Could you give the data below again, exactly and completely?
==============================
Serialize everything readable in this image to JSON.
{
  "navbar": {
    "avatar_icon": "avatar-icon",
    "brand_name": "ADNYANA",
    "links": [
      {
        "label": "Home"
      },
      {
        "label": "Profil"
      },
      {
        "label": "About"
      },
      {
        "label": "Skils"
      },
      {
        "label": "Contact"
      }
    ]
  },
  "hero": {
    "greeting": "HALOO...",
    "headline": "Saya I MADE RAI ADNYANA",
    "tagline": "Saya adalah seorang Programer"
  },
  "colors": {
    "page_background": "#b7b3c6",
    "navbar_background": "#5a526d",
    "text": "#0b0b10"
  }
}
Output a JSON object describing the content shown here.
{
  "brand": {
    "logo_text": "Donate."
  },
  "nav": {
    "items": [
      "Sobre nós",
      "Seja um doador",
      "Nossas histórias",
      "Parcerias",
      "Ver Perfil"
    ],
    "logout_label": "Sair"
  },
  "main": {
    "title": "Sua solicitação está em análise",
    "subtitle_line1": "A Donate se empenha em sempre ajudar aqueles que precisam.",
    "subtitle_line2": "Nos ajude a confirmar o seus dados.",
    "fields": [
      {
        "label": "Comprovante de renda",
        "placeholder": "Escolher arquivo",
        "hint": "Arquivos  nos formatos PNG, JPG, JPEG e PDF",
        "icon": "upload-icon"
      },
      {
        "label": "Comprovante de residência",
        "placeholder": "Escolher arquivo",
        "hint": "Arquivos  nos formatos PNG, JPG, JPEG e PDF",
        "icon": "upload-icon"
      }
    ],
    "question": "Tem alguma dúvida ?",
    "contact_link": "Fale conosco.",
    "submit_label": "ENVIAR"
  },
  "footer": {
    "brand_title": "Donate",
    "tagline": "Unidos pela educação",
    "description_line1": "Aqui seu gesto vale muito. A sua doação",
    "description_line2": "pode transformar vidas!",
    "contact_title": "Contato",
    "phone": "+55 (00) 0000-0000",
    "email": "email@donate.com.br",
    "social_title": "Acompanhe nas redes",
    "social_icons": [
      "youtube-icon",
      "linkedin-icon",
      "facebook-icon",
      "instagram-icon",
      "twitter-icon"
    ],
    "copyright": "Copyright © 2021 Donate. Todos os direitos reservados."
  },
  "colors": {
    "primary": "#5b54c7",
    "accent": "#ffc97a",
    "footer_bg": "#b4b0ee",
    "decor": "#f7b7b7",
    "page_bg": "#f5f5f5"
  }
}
==============================
RESULT FOR THIS TASK
Serialize everything readable in this image to JSON.
{
  "navbar": {
    "avatar_icon": "avatar-icon",
    "brand_name": "ADNYANA",
    "links": [
      {
        "label": "Home"
      },
      {
        "label": "Profil"
      },
      {
        "label": "About"
      },
      {
        "label": "Skils"
      },
      {
        "label": "Contact"
      }
    ]
  },
  "hero": {
    "greeting": "HALOO...",
    "headline": "Saya I MADE RAI ADNYANA",
    "tagline": "Saya adalah seorang Programer"
  },
  "colors": {
    "page_background": "#b7b3c6",
    "navbar_background": "#5a526d",
    "text": "#0b0b10"
  }
}
Output a JSON object describing the content shown here.
{
  "brand": {
    "logo_text": "Donate."
  },
  "nav": {
    "items": [
      "Sobre nós",
      "Seja um doador",
      "Nossas histórias",
      "Parcerias",
      "Ver Perfil"
    ],
    "logout_label": "Sair"
  },
  "main": {
    "title": "Sua solicitação está em análise",
    "subtitle_line1": "A Donate se empenha em sempre ajudar aqueles que precisam.",
    "subtitle_line2": "Nos ajude a confirmar o seus dados.",
    "fields": [
      {
        "label": "Comprovante de renda",
        "placeholder": "Escolher arquivo",
        "hint": "Arquivos  nos formatos PNG, JPG, JPEG e PDF",
        "icon": "upload-icon"
      },
      {
        "label": "Comprovante de residência",
        "placeholder": "Escolher arquivo",
        "hint": "Arquivos  nos formatos PNG, JPG, JPEG e PDF",
        "icon": "upload-icon"
      }
    ],
    "question": "Tem alguma dúvida ?",
    "contact_link": "Fale conosco.",
    "submit_label": "ENVIAR"
  },
  "footer": {
    "brand_title": "Donate",
    "tagline": "Unidos pela educação",
    "description_line1": "Aqui seu gesto vale muito. A sua doação",
    "description_line2": "pode transformar vidas!",
    "contact_title": "Contato",
    "phone": "+55 (00) 0000-0000",
    "email": "email@donate.com.br",
    "social_title": "Acompanhe nas redes",
    "social_icons": [
      "youtube-icon",
      "linkedin-icon",
      "facebook-icon",
      "instagram-icon",
      "twitter-icon"
    ],
    "copyright": "Copyright © 2021 Donate. Todos os direitos reservados."
  },
  "colors": {
    "primary": "#5b54c7",
    "accent": "#ffc97a",
    "footer_bg": "#b4b0ee",
    "decor": "#f7b7b7",
    "page_bg": "#f5f5f5"
  }
}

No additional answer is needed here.